### WRITTEN TASK
Give every line below again, exactly.

### GIVEN DATA

========================

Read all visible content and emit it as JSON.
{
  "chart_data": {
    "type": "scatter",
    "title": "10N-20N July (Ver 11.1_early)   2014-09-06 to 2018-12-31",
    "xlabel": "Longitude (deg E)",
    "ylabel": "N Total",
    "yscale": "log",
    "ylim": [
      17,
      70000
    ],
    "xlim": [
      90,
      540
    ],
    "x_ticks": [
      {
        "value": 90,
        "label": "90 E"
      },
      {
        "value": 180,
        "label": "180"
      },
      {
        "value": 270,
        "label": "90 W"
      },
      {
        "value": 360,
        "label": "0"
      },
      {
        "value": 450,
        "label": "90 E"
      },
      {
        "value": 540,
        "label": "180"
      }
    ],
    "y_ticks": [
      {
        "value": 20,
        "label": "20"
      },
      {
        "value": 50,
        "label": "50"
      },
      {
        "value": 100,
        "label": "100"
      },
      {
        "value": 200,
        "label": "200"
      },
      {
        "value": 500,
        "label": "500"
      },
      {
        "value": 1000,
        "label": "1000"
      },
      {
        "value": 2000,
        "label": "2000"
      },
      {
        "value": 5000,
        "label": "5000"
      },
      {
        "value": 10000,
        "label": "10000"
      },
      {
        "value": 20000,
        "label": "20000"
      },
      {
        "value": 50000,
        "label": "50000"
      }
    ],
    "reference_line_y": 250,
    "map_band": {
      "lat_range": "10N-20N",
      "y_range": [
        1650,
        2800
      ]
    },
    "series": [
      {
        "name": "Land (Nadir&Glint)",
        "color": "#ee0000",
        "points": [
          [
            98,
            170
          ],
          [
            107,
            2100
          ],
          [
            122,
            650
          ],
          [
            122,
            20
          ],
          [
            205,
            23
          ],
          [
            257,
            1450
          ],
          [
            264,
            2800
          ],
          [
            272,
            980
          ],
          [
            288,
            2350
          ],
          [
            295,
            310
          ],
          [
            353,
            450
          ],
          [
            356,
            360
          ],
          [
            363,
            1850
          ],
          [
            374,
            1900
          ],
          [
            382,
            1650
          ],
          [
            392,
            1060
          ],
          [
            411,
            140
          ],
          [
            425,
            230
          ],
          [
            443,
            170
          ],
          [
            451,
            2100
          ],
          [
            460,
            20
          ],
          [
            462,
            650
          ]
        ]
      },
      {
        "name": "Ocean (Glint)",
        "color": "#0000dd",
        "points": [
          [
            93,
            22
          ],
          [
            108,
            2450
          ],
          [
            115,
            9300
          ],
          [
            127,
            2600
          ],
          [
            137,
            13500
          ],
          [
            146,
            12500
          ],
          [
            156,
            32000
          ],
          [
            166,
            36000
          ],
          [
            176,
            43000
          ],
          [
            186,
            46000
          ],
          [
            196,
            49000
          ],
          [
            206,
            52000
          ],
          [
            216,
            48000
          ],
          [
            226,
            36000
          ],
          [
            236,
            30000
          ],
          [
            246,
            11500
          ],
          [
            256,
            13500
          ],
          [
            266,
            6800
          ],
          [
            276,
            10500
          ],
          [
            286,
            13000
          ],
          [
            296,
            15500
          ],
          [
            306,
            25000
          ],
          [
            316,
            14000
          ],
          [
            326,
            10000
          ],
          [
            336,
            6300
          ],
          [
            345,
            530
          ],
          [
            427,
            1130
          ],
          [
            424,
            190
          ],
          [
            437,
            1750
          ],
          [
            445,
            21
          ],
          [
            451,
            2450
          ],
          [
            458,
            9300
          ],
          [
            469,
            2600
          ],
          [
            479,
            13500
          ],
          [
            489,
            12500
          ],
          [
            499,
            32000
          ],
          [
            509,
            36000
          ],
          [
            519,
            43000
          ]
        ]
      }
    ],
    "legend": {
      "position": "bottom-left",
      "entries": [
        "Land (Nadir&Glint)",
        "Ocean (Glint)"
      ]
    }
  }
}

========================

### OUTPUT
Read all visible content and emit it as JSON.
{
  "chart_data": {
    "type": "scatter",
    "title": "10N-20N July (Ver 11.1_early)   2014-09-06 to 2018-12-31",
    "xlabel": "Longitude (deg E)",
    "ylabel": "N Total",
    "yscale": "log",
    "ylim": [
      17,
      70000
    ],
    "xlim": [
      90,
      540
    ],
    "x_ticks": [
      {
        "value": 90,
        "label": "90 E"
      },
      {
        "value": 180,
        "label": "180"
      },
      {
        "value": 270,
        "label": "90 W"
      },
      {
        "value": 360,
        "label": "0"
      },
      {
        "value": 450,
        "label": "90 E"
      },
      {
        "value": 540,
        "label": "180"
      }
    ],
    "y_ticks": [
      {
        "value": 20,
        "label": "20"
      },
      {
        "value": 50,
        "label": "50"
      },
      {
        "value": 100,
        "label": "100"
      },
      {
        "value": 200,
        "label": "200"
      },
      {
        "value": 500,
        "label": "500"
      },
      {
        "value": 1000,
        "label": "1000"
      },
      {
        "value": 2000,
        "label": "2000"
      },
      {
        "value": 5000,
        "label": "5000"
      },
      {
        "value": 10000,
        "label": "10000"
      },
      {
        "value": 20000,
        "label": "20000"
      },
      {
        "value": 50000,
        "label": "50000"
      }
    ],
    "reference_line_y": 250,
    "map_band": {
      "lat_range": "10N-20N",
      "y_range": [
        1650,
        2800
      ]
    },
    "series": [
      {
        "name": "Land (Nadir&Glint)",
        "color": "#ee0000",
        "points": [
          [
            98,
            170
          ],
          [
            107,
            2100
          ],
          [
            122,
            650
          ],
          [
            122,
            20
          ],
          [
            205,
            23
          ],
          [
            257,
            1450
          ],
          [
            264,
            2800
          ],
          [
            272,
            980
          ],
          [
            288,
            2350
          ],
          [
            295,
            310
          ],
          [
            353,
            450
          ],
          [
            356,
            360
          ],
          [
            363,
            1850
          ],
          [
            374,
            1900
          ],
          [
            382,
            1650
          ],
          [
            392,
            1060
          ],
          [
            411,
            140
          ],
          [
            425,
            230
          ],
          [
            443,
            170
          ],
          [
            451,
            2100
          ],
          [
            460,
            20
          ],
          [
            462,
            650
          ]
        ]
      },
      {
        "name": "Ocean (Glint)",
        "color": "#0000dd",
        "points": [
          [
            93,
            22
          ],
          [
            108,
            2450
          ],
          [
            115,
            9300
          ],
          [
            127,
            2600
          ],
          [
            137,
            13500
          ],
          [
            146,
            12500
          ],
          [
            156,
            32000
          ],
          [
            166,
            36000
          ],
          [
            176,
            43000
          ],
          [
            186,
            46000
          ],
          [
            196,
            49000
          ],
          [
            206,
            52000
          ],
          [
            216,
            48000
          ],
          [
            226,
            36000
          ],
          [
            236,
            30000
          ],
          [
            246,
            11500
          ],
          [
            256,
            13500
          ],
          [
            266,
            6800
          ],
          [
            276,
            10500
          ],
          [
            286,
            13000
          ],
          [
            296,
            15500
          ],
          [
            306,
            25000
          ],
          [
            316,
            14000
          ],
          [
            326,
            10000
          ],
          [
            336,
            6300
          ],
          [
            345,
            530
          ],
          [
            427,
            1130
          ],
          [
            424,
            190
          ],
          [
            437,
            1750
          ],
          [
            445,
            21
          ],
          [
            451,
            2450
          ],
          [
            458,
            9300
          ],
          [
            469,
            2600
          ],
          [
            479,
            13500
          ],
          [
            489,
            12500
          ],
          [
            499,
            32000
          ],
          [
            509,
            36000
          ],
          [
            519,
            43000
          ]
        ]
      }
    ],
    "legend": {
      "position": "bottom-left",
      "entries": [
        "Land (Nadir&Glint)",
        "Ocean (Glint)"
      ]
    }
  }
}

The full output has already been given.